Material for the task:
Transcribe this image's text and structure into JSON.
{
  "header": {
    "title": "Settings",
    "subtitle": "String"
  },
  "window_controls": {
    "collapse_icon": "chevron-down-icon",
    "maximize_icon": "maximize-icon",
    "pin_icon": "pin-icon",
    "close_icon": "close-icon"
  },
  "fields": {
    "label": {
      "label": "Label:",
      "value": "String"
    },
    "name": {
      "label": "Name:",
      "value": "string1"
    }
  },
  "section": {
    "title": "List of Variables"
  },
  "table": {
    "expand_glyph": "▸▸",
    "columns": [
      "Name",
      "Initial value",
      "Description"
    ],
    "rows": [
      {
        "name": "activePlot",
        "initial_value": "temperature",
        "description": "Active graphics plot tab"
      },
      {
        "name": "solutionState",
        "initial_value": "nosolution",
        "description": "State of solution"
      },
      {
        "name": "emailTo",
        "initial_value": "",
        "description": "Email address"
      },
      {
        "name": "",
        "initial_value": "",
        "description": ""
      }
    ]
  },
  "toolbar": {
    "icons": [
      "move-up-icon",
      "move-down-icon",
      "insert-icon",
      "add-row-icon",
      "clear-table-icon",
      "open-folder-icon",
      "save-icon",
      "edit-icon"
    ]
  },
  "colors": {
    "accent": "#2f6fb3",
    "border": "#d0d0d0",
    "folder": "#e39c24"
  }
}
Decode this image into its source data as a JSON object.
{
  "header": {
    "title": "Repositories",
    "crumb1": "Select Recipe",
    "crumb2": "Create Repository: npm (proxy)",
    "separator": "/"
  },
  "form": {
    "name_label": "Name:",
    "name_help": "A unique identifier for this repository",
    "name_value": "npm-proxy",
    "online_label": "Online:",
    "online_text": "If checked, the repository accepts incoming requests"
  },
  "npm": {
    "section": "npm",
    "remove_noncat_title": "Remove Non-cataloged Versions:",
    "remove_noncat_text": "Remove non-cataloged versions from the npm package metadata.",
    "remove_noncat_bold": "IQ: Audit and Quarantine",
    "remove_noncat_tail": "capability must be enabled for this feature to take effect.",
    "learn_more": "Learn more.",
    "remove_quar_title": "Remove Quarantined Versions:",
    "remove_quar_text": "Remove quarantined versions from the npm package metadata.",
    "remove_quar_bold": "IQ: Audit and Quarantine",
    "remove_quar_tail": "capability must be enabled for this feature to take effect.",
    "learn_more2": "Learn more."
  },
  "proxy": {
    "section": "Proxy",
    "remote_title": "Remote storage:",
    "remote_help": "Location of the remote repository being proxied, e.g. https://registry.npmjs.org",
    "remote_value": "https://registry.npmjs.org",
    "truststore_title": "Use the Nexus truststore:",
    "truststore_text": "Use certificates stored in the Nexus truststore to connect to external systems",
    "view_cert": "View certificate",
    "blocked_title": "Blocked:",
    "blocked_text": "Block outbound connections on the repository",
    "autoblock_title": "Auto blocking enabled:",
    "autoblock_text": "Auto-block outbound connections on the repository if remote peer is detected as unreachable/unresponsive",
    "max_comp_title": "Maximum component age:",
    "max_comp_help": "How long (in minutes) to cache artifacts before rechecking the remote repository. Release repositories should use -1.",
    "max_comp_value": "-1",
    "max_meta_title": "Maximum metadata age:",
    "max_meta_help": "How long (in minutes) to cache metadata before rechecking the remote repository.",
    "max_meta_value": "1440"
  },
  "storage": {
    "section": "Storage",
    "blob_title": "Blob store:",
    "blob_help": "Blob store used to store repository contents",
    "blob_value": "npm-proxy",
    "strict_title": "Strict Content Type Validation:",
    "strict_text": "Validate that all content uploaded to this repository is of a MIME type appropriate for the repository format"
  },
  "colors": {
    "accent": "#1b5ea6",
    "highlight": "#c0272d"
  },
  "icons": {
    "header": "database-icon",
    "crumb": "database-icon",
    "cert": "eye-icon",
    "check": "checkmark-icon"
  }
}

Problem details:
How many lines of these entries hold the string "package"? Answer with the number alone.

Output below:
2